— TO BE DONE —
Select and copy out every line in the records containing "افزایش".

# start of WORKING DATA

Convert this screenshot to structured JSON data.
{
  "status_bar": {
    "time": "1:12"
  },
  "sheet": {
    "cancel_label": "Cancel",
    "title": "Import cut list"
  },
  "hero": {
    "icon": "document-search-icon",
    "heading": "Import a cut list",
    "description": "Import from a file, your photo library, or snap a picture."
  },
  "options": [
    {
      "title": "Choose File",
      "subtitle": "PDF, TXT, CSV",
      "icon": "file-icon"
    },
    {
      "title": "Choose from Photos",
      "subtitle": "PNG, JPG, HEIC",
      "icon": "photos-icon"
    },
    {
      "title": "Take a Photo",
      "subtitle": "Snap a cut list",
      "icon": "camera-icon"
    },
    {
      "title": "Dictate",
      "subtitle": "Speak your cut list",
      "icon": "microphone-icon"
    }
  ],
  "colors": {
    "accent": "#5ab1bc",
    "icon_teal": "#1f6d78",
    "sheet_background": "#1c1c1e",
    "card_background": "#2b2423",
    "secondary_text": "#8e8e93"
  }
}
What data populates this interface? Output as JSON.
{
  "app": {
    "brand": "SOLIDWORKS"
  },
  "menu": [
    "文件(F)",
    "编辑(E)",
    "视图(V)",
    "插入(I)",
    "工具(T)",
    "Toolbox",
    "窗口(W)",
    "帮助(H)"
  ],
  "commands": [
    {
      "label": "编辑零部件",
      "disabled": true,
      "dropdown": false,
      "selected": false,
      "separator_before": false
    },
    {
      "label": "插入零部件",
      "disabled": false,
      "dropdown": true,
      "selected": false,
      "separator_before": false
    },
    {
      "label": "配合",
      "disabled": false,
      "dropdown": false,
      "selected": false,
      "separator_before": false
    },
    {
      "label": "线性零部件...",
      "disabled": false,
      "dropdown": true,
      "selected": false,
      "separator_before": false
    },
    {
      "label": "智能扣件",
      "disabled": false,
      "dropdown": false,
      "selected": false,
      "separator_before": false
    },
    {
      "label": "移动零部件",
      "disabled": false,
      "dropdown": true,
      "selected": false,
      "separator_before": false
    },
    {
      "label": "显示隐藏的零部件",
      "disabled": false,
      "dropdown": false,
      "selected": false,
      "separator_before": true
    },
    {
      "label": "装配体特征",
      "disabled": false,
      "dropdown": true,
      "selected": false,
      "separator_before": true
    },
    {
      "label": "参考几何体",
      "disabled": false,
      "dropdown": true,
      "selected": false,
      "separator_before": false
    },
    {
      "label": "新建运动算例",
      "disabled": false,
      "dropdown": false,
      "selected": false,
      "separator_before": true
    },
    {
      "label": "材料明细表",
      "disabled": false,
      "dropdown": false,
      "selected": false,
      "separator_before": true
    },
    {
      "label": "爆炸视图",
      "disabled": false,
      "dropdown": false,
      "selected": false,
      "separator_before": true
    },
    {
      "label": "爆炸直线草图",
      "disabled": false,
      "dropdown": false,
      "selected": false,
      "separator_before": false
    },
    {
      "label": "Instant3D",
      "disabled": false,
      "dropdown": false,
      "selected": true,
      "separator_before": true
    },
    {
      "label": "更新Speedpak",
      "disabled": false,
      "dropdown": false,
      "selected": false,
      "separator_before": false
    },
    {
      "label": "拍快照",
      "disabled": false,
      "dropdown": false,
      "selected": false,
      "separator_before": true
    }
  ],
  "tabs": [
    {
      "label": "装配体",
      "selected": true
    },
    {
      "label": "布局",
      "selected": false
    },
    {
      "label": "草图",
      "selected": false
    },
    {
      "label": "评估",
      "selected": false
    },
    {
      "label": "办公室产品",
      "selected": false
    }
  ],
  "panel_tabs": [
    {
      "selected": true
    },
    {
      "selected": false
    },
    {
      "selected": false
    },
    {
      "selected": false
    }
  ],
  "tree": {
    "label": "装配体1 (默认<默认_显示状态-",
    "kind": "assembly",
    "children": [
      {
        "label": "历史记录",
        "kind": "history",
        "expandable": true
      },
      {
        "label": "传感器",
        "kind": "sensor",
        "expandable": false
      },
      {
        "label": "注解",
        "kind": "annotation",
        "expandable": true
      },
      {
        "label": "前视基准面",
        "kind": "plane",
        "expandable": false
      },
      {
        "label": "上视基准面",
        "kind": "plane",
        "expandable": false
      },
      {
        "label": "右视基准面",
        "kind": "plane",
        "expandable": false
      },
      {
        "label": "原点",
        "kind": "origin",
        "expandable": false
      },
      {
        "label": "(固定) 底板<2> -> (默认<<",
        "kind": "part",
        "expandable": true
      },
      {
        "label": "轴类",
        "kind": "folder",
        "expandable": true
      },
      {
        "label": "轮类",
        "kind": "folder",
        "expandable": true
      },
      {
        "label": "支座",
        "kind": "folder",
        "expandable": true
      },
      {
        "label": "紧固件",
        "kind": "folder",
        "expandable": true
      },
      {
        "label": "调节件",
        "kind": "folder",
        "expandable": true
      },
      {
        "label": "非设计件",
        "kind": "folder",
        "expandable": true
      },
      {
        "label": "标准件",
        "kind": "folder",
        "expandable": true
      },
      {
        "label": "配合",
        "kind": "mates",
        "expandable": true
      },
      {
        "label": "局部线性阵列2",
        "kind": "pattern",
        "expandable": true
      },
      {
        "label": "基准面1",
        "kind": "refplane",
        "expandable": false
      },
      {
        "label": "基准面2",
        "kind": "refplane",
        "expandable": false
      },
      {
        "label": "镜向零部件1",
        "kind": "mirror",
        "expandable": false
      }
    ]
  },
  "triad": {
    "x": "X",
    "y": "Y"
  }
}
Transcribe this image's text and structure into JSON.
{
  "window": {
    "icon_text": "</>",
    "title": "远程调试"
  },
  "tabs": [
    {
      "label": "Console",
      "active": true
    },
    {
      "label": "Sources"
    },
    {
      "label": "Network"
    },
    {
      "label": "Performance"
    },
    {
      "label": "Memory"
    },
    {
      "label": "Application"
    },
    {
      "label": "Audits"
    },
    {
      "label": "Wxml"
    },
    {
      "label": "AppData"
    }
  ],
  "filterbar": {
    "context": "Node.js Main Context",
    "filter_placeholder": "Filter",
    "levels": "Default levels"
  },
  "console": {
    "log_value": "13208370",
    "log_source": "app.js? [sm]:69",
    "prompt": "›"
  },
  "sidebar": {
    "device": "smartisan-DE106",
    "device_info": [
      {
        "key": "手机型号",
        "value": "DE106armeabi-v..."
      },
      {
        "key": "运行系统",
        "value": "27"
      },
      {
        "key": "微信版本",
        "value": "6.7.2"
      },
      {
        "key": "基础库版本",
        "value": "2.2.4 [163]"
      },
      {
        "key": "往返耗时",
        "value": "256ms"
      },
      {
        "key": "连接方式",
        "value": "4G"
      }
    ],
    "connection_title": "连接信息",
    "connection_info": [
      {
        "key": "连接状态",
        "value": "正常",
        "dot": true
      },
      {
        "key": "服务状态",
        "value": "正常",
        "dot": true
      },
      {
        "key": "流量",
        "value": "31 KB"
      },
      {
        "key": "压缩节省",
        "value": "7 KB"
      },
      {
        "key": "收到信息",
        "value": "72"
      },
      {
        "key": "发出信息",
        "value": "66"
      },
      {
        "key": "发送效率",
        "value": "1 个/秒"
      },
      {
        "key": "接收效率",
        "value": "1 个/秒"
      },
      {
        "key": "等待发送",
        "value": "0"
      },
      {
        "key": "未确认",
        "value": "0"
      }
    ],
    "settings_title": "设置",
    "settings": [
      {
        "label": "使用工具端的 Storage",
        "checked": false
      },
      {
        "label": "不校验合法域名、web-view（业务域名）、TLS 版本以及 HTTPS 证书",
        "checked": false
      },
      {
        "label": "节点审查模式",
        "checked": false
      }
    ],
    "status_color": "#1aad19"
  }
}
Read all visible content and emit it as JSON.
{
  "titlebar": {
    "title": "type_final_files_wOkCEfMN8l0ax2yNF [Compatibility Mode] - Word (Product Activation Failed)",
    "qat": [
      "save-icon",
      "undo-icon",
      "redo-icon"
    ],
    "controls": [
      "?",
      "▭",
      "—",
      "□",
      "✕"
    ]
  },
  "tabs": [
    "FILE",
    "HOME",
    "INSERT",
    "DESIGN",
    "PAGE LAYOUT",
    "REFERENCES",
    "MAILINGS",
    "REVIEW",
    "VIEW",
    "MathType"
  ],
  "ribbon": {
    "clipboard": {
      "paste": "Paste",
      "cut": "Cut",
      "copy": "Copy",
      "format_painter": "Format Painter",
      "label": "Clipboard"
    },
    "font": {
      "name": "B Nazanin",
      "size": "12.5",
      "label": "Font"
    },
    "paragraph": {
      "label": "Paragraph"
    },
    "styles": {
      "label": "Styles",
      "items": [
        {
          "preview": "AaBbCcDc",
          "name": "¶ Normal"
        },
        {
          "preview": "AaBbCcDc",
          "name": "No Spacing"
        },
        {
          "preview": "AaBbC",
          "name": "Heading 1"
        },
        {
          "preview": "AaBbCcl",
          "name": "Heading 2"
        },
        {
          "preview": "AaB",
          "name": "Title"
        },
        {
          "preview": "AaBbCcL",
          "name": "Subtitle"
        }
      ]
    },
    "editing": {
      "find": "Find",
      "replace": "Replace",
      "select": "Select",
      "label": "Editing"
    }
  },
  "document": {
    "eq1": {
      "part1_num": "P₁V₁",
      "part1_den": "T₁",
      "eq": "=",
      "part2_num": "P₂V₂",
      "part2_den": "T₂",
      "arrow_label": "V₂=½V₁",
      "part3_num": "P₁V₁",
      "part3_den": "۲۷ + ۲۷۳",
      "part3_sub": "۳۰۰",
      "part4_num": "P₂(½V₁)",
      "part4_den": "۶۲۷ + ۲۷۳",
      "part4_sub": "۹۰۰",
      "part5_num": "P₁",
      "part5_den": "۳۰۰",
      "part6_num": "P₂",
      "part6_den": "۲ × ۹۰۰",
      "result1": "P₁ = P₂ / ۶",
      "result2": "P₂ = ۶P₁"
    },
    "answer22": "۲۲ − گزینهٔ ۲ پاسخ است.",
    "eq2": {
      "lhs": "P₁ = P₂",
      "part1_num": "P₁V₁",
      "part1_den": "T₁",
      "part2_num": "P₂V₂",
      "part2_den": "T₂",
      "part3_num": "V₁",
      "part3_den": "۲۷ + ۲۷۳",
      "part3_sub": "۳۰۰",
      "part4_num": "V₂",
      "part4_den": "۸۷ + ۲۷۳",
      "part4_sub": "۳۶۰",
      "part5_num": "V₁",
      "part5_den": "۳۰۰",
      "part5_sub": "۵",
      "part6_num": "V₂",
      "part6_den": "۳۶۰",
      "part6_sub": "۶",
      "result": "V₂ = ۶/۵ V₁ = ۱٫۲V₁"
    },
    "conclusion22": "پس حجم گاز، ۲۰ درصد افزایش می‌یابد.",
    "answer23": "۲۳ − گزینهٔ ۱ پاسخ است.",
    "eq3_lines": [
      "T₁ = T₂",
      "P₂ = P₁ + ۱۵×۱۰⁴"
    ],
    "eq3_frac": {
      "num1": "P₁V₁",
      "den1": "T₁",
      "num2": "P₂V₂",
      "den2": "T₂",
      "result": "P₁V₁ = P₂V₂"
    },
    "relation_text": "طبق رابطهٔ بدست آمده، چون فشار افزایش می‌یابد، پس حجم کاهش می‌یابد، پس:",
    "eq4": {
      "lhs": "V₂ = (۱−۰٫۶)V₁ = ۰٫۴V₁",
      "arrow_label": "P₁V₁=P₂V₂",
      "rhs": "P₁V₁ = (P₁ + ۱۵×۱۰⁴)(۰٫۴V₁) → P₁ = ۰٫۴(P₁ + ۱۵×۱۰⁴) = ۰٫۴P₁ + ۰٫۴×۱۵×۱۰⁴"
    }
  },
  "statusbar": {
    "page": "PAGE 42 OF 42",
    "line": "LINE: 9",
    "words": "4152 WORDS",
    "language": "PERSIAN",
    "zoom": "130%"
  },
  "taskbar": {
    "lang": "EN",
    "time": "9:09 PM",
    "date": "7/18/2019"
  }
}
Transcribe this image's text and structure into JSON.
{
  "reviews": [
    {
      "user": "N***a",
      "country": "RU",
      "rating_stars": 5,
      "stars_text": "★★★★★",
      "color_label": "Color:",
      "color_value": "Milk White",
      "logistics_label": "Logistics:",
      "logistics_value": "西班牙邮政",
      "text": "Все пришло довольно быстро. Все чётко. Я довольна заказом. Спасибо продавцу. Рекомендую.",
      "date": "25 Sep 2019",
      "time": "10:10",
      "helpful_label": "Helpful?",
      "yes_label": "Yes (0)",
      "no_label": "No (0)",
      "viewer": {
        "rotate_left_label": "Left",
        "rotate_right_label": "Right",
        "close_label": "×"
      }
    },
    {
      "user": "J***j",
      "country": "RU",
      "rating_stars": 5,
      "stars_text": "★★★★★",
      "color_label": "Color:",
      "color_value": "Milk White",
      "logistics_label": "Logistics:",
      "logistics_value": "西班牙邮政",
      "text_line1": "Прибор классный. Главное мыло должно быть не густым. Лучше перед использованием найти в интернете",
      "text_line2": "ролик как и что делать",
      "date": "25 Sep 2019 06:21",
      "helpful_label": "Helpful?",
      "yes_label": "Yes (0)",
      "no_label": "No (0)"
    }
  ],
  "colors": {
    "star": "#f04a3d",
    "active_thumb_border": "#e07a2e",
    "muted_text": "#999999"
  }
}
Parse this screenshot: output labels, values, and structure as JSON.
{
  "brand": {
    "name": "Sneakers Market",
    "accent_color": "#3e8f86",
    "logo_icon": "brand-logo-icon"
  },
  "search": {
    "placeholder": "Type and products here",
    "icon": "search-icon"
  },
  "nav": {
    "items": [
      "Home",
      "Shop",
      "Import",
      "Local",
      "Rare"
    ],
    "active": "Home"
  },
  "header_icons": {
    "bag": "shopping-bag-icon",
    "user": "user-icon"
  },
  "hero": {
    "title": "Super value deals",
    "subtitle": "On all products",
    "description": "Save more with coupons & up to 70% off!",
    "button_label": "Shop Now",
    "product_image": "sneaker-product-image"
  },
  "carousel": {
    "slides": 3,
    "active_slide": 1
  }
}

# end of WORKING DATA

— TASK RESPONSE —
    "conclusion22": "پس حجم گاز، ۲۰ درصد افزایش می‌یابد.",
    "relation_text": "طبق رابطهٔ بدست آمده، چون فشار افزایش می‌یابد، پس حجم کاهش می‌یابد، پس:",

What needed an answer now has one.